**Problem description**: Write the data out again, exactly as given.

**Record set**:
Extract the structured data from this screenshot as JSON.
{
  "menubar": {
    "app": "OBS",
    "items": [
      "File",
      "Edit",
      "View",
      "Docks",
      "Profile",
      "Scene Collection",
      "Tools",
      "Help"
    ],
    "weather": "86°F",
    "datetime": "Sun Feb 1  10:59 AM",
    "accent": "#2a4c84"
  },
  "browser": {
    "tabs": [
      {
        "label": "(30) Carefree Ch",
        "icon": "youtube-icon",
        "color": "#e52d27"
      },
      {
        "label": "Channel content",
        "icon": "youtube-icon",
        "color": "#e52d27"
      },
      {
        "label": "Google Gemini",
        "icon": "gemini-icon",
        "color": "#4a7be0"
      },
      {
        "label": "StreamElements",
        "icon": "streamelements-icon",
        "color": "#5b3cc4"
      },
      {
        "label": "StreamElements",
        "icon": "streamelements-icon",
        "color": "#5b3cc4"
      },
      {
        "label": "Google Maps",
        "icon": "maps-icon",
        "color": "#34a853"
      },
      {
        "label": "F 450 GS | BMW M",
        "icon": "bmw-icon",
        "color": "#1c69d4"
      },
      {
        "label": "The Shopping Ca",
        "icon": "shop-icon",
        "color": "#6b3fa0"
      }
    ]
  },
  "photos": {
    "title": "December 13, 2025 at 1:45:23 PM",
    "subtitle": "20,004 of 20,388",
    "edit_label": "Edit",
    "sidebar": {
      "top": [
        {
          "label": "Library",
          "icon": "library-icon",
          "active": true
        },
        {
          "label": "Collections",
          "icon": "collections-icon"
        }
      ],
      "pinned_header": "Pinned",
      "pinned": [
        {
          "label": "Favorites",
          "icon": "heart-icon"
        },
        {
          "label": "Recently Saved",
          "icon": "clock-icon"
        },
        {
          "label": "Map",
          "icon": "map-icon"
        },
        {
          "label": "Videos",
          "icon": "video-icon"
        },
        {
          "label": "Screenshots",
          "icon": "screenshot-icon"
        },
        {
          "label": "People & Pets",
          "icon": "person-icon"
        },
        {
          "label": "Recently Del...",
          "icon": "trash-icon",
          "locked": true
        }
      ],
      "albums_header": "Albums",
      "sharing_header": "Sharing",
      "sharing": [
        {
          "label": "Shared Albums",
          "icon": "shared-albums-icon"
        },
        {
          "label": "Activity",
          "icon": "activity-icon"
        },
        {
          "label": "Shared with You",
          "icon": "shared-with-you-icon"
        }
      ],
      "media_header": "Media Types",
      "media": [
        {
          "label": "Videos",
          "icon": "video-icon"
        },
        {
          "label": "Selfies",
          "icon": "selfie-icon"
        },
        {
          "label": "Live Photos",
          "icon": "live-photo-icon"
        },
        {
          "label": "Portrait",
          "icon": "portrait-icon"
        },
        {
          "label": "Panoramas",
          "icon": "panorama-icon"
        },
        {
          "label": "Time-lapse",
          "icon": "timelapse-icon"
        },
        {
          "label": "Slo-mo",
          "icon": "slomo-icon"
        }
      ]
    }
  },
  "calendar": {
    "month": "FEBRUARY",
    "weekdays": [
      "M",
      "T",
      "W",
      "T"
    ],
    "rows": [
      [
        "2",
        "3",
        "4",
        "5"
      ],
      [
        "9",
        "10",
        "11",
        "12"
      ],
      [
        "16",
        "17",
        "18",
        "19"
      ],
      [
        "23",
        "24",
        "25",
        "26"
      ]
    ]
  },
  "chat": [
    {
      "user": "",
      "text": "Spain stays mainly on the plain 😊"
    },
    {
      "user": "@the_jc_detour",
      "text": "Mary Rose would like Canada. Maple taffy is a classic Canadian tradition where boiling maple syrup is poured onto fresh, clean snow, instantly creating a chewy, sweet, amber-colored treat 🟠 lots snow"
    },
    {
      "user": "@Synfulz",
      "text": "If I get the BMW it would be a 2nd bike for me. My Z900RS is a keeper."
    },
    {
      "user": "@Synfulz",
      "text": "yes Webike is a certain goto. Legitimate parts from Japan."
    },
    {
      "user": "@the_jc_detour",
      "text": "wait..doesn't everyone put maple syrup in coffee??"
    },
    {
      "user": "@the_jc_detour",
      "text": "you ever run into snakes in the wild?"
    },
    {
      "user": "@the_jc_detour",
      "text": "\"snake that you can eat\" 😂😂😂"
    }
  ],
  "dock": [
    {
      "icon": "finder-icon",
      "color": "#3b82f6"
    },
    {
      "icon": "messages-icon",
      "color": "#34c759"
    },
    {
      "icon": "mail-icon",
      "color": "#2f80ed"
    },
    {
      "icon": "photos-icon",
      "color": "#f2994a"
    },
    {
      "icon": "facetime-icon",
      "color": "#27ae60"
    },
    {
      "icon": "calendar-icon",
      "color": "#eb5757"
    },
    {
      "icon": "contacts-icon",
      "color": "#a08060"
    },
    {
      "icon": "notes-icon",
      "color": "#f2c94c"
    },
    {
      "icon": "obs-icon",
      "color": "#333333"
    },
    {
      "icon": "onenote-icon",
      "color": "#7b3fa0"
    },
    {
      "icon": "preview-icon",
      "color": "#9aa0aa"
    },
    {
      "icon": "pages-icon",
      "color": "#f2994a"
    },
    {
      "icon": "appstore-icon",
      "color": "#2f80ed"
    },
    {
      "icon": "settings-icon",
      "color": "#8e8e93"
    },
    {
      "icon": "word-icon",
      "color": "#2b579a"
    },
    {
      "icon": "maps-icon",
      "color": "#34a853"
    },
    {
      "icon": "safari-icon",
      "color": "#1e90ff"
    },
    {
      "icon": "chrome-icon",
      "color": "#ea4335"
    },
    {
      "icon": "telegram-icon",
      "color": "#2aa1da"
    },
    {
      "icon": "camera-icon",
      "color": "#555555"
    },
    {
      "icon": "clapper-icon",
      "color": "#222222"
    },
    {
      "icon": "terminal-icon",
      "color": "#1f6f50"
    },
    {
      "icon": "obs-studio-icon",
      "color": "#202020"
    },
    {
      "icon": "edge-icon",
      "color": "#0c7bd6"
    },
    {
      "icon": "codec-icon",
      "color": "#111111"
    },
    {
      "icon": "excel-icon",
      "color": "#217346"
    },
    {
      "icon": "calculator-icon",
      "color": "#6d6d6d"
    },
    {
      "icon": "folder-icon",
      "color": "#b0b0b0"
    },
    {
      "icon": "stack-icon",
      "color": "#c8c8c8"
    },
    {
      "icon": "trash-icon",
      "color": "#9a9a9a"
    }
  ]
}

**Final result**:
Extract the structured data from this screenshot as JSON.
{
  "menubar": {
    "app": "OBS",
    "items": [
      "File",
      "Edit",
      "View",
      "Docks",
      "Profile",
      "Scene Collection",
      "Tools",
      "Help"
    ],
    "weather": "86°F",
    "datetime": "Sun Feb 1  10:59 AM",
    "accent": "#2a4c84"
  },
  "browser": {
    "tabs": [
      {
        "label": "(30) Carefree Ch",
        "icon": "youtube-icon",
        "color": "#e52d27"
      },
      {
        "label": "Channel content",
        "icon": "youtube-icon",
        "color": "#e52d27"
      },
      {
        "label": "Google Gemini",
        "icon": "gemini-icon",
        "color": "#4a7be0"
      },
      {
        "label": "StreamElements",
        "icon": "streamelements-icon",
        "color": "#5b3cc4"
      },
      {
        "label": "StreamElements",
        "icon": "streamelements-icon",
        "color": "#5b3cc4"
      },
      {
        "label": "Google Maps",
        "icon": "maps-icon",
        "color": "#34a853"
      },
      {
        "label": "F 450 GS | BMW M",
        "icon": "bmw-icon",
        "color": "#1c69d4"
      },
      {
        "label": "The Shopping Ca",
        "icon": "shop-icon",
        "color": "#6b3fa0"
      }
    ]
  },
  "photos": {
    "title": "December 13, 2025 at 1:45:23 PM",
    "subtitle": "20,004 of 20,388",
    "edit_label": "Edit",
    "sidebar": {
      "top": [
        {
          "label": "Library",
          "icon": "library-icon",
          "active": true
        },
        {
          "label": "Collections",
          "icon": "collections-icon"
        }
      ],
      "pinned_header": "Pinned",
      "pinned": [
        {
          "label": "Favorites",
          "icon": "heart-icon"
        },
        {
          "label": "Recently Saved",
          "icon": "clock-icon"
        },
        {
          "label": "Map",
          "icon": "map-icon"
        },
        {
          "label": "Videos",
          "icon": "video-icon"
        },
        {
          "label": "Screenshots",
          "icon": "screenshot-icon"
        },
        {
          "label": "People & Pets",
          "icon": "person-icon"
        },
        {
          "label": "Recently Del...",
          "icon": "trash-icon",
          "locked": true
        }
      ],
      "albums_header": "Albums",
      "sharing_header": "Sharing",
      "sharing": [
        {
          "label": "Shared Albums",
          "icon": "shared-albums-icon"
        },
        {
          "label": "Activity",
          "icon": "activity-icon"
        },
        {
          "label": "Shared with You",
          "icon": "shared-with-you-icon"
        }
      ],
      "media_header": "Media Types",
      "media": [
        {
          "label": "Videos",
          "icon": "video-icon"
        },
        {
          "label": "Selfies",
          "icon": "selfie-icon"
        },
        {
          "label": "Live Photos",
          "icon": "live-photo-icon"
        },
        {
          "label": "Portrait",
          "icon": "portrait-icon"
        },
        {
          "label": "Panoramas",
          "icon": "panorama-icon"
        },
        {
          "label": "Time-lapse",
          "icon": "timelapse-icon"
        },
        {
          "label": "Slo-mo",
          "icon": "slomo-icon"
        }
      ]
    }
  },
  "calendar": {
    "month": "FEBRUARY",
    "weekdays": [
      "M",
      "T",
      "W",
      "T"
    ],
    "rows": [
      [
        "2",
        "3",
        "4",
        "5"
      ],
      [
        "9",
        "10",
        "11",
        "12"
      ],
      [
        "16",
        "17",
        "18",
        "19"
      ],
      [
        "23",
        "24",
        "25",
        "26"
      ]
    ]
  },
  "chat": [
    {
      "user": "",
      "text": "Spain stays mainly on the plain 😊"
    },
    {
      "user": "@the_jc_detour",
      "text": "Mary Rose would like Canada. Maple taffy is a classic Canadian tradition where boiling maple syrup is poured onto fresh, clean snow, instantly creating a chewy, sweet, amber-colored treat 🟠 lots snow"
    },
    {
      "user": "@Synfulz",
      "text": "If I get the BMW it would be a 2nd bike for me. My Z900RS is a keeper."
    },
    {
      "user": "@Synfulz",
      "text": "yes Webike is a certain goto. Legitimate parts from Japan."
    },
    {
      "user": "@the_jc_detour",
      "text": "wait..doesn't everyone put maple syrup in coffee??"
    },
    {
      "user": "@the_jc_detour",
      "text": "you ever run into snakes in the wild?"
    },
    {
      "user": "@the_jc_detour",
      "text": "\"snake that you can eat\" 😂😂😂"
    }
  ],
  "dock": [
    {
      "icon": "finder-icon",
      "color": "#3b82f6"
    },
    {
      "icon": "messages-icon",
      "color": "#34c759"
    },
    {
      "icon": "mail-icon",
      "color": "#2f80ed"
    },
    {
      "icon": "photos-icon",
      "color": "#f2994a"
    },
    {
      "icon": "facetime-icon",
      "color": "#27ae60"
    },
    {
      "icon": "calendar-icon",
      "color": "#eb5757"
    },
    {
      "icon": "contacts-icon",
      "color": "#a08060"
    },
    {
      "icon": "notes-icon",
      "color": "#f2c94c"
    },
    {
      "icon": "obs-icon",
      "color": "#333333"
    },
    {
      "icon": "onenote-icon",
      "color": "#7b3fa0"
    },
    {
      "icon": "preview-icon",
      "color": "#9aa0aa"
    },
    {
      "icon": "pages-icon",
      "color": "#f2994a"
    },
    {
      "icon": "appstore-icon",
      "color": "#2f80ed"
    },
    {
      "icon": "settings-icon",
      "color": "#8e8e93"
    },
    {
      "icon": "word-icon",
      "color": "#2b579a"
    },
    {
      "icon": "maps-icon",
      "color": "#34a853"
    },
    {
      "icon": "safari-icon",
      "color": "#1e90ff"
    },
    {
      "icon": "chrome-icon",
      "color": "#ea4335"
    },
    {
      "icon": "telegram-icon",
      "color": "#2aa1da"
    },
    {
      "icon": "camera-icon",
      "color": "#555555"
    },
    {
      "icon": "clapper-icon",
      "color": "#222222"
    },
    {
      "icon": "terminal-icon",
      "color": "#1f6f50"
    },
    {
      "icon": "obs-studio-icon",
      "color": "#202020"
    },
    {
      "icon": "edge-icon",
      "color": "#0c7bd6"
    },
    {
      "icon": "codec-icon",
      "color": "#111111"
    },
    {
      "icon": "excel-icon",
      "color": "#217346"
    },
    {
      "icon": "calculator-icon",
      "color": "#6d6d6d"
    },
    {
      "icon": "folder-icon",
      "color": "#b0b0b0"
    },
    {
      "icon": "stack-icon",
      "color": "#c8c8c8"
    },
    {
      "icon": "trash-icon",
      "color": "#9a9a9a"
    }
  ]
}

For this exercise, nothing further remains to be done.